▶ **Text passage**
[Start of Attachment]

Students Now Applying to Join 50-Member Charter Class
Almost two years after officials announced its creation, Cooper Medical School of Rowan University has received preliminary accreditation. The designation was granted by the Liaison Committee on Medical Education (LCME), the nation’s primary accrediting body for MD-granting medical schools.
The granting of preliminary accreditation followed a formal site visit in March by a team of LCME evaluators, who reviewed a variety of materials and met with dozens of Cooper and Rowan faculty and administrators.
The site team noted compliance with all 130 rigorous LCME standards for structure, function, and performance of medical schools. “This is a testament to the hard work, diligence and spirit of collaboration among the nearly 150 Rowan and Cooper faculty and staff who worked to develop the plan for the medical school,” said Paul Katz, MD, Founding Dean of CMSRU. Most importantly, preliminary accreditation means that CMSRU can recruit students, who will begin their four-year medical education in August 2012.
“We’re excited to launch our recruitment efforts,” said Dr. Katz. “We have had tremendous interest in the school in the early days of our accreditation, and we are on our way toward bringing in the first group of candidates to interview in the fall.” Within the first month of accreditation, CMSRU received over 500 applications for the 50 spots in the charter class – and expects to receive many more over the coming months. “We are thrilled, but not completely surprised, to see such high quality applicants for our school,” said John McGeehan, MD, Associate Dean for Student Affairs and Admissions. “We now begin the hard work of finding those students who are not only academically excellent, but who resonate with our mission.”

[End of Attachment]

▶ **Activity list**
[A] In the medical school article, how many LCME standards did the site team find the school met?
[B] Print everything in the medical school article from "Students Now Applying" down to "MD-granting medical schools.".
The records have nothing to do with the medical school article.

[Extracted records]
[Start of Attachment]

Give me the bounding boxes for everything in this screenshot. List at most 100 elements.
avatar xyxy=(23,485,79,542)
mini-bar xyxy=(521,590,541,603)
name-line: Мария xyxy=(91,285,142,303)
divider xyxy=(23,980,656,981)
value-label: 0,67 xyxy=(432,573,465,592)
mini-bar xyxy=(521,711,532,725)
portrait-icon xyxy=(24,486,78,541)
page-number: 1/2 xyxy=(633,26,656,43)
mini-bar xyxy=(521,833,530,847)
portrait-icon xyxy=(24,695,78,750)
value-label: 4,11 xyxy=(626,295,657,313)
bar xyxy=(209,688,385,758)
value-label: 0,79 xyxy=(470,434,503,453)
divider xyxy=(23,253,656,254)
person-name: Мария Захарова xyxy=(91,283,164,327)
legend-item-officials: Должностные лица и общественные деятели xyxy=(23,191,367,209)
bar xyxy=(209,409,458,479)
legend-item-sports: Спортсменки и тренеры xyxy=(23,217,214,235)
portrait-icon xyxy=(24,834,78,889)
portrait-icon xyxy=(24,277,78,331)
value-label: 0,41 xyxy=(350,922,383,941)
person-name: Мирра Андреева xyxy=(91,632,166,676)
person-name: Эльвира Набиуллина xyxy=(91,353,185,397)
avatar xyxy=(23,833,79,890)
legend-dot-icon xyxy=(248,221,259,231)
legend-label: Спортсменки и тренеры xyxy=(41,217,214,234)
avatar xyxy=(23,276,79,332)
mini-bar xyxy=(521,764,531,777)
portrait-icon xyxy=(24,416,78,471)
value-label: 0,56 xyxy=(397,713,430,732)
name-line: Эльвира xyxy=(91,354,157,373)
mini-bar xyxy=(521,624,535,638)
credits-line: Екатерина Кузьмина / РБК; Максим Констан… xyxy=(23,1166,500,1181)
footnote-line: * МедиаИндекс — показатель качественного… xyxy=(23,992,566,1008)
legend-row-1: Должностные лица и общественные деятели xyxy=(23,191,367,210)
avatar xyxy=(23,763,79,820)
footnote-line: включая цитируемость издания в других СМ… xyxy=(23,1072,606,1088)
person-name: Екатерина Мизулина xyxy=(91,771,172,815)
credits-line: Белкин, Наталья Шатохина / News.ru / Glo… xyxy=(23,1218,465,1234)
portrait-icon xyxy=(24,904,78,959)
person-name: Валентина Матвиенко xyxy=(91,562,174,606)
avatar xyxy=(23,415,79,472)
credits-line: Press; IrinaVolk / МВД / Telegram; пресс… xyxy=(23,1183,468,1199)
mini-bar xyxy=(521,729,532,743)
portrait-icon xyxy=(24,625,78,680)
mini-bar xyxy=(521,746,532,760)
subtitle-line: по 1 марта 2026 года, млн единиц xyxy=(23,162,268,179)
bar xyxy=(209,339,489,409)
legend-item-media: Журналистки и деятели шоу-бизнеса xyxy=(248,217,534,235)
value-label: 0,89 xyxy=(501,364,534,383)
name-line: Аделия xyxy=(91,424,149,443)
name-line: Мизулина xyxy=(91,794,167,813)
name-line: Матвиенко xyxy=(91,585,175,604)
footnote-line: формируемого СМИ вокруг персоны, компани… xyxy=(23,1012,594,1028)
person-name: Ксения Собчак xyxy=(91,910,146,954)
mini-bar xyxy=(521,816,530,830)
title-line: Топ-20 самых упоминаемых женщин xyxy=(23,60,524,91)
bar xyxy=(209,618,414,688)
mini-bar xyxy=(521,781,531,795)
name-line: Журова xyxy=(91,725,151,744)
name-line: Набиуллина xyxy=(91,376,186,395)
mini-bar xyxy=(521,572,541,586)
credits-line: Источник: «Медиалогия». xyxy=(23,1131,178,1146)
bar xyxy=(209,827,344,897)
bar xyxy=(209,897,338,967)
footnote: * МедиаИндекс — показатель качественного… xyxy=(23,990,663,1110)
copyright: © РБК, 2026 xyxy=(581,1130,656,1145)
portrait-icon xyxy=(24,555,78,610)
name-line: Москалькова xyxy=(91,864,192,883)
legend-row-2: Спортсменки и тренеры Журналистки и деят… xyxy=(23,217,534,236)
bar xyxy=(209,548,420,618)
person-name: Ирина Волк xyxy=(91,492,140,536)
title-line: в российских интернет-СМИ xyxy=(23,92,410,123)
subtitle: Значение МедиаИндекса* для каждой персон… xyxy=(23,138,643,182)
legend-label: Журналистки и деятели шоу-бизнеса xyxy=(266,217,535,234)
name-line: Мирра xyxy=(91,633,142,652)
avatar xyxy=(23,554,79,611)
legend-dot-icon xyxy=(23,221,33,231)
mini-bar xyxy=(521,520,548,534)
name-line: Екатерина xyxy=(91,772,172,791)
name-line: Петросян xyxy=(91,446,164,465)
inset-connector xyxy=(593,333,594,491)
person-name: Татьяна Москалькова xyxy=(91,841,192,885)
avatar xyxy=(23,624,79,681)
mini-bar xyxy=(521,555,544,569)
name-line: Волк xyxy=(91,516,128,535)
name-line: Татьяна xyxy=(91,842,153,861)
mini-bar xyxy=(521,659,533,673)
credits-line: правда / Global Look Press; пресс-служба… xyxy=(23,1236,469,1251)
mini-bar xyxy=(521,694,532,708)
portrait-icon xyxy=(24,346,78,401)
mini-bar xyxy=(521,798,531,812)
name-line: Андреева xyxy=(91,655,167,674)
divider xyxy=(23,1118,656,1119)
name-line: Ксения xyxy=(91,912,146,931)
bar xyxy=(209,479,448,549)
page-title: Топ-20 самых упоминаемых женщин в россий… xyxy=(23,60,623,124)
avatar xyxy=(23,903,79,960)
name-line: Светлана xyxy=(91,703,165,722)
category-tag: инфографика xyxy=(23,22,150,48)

[End of Attachment]

▶ **Results for the exercise**
[A] All 130 LCME standards.

[B]
Students Now Applying to Join 50-Member Charter Class
Almost two years after officials announced its creation, Cooper Medical School of Rowan University has received preliminary accreditation. The designation was granted by the Liaison Committee on Medical Education (LCME), the nation’s primary accrediting body for MD-granting medical schools.